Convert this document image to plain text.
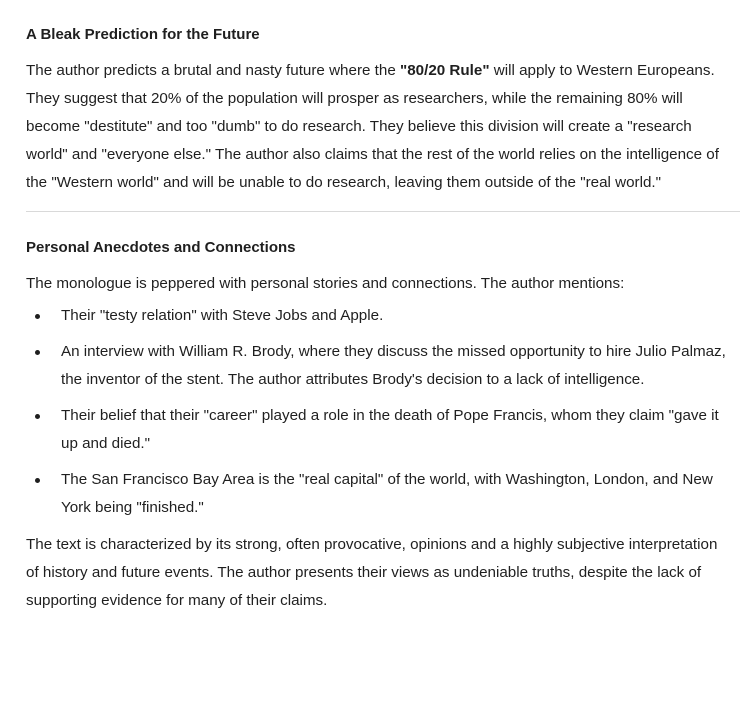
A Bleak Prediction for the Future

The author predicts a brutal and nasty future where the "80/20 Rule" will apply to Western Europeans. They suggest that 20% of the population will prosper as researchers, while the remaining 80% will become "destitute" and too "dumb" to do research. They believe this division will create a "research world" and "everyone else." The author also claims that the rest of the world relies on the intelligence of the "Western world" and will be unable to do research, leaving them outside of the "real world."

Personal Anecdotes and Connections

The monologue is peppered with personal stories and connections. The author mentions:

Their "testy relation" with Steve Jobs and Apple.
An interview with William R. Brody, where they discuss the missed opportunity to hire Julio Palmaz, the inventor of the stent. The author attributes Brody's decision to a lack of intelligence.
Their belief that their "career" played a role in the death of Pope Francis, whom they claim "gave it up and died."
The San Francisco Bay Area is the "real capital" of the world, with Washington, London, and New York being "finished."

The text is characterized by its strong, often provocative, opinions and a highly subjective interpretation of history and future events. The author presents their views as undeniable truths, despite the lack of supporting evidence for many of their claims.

────

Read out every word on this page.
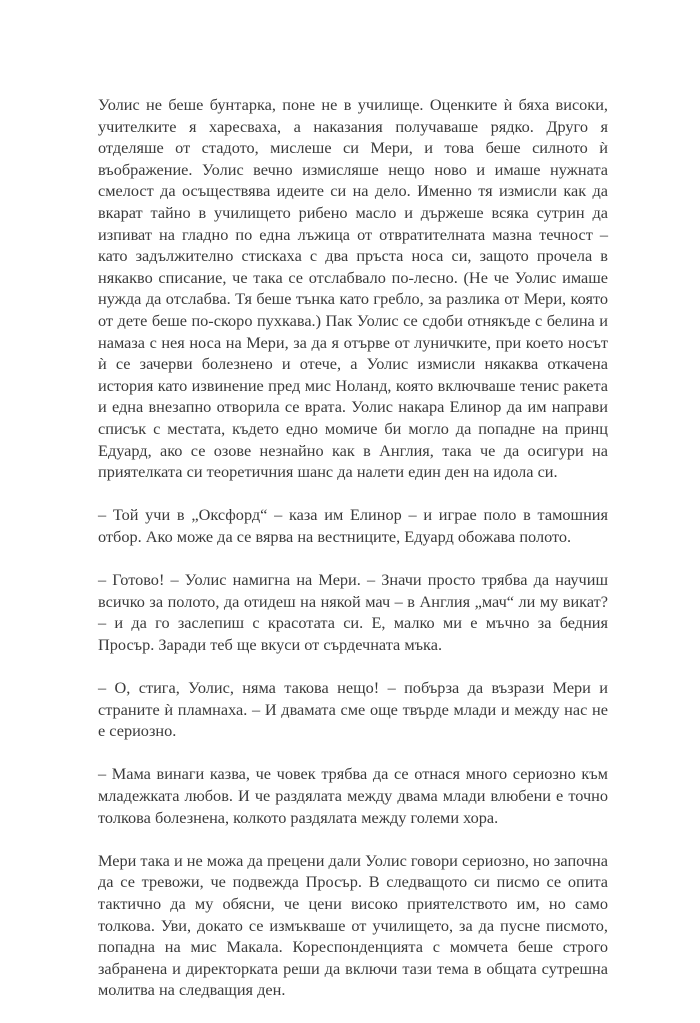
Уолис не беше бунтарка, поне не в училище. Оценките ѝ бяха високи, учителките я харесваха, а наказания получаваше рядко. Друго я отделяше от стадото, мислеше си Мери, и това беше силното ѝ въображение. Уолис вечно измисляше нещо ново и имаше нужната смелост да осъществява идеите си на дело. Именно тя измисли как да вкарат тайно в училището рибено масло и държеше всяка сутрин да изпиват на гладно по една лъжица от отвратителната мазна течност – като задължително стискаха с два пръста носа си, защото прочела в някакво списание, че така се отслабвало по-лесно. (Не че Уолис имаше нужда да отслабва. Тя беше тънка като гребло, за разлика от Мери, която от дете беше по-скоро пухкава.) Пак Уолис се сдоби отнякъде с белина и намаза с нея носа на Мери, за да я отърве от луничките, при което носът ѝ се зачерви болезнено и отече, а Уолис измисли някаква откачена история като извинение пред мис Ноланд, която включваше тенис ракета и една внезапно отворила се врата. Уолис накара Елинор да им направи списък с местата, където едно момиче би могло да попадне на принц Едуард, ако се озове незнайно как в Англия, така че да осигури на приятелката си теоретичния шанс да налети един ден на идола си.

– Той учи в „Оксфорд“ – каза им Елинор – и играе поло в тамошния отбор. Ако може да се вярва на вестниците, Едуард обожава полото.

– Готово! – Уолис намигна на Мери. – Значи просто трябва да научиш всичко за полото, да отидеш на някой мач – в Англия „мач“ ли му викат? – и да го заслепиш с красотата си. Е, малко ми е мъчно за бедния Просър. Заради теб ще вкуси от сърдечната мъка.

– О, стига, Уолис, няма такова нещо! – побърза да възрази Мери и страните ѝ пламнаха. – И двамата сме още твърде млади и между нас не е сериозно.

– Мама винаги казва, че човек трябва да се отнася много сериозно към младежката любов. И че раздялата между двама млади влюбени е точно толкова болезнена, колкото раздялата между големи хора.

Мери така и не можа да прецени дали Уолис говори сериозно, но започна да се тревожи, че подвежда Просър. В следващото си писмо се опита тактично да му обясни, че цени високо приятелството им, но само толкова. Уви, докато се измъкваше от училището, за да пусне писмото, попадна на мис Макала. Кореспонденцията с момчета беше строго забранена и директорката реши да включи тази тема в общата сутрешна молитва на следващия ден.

────

__Written task__:
Report how many lines contain "полото". Give nothing but the number.

__Solution to the problem__:
2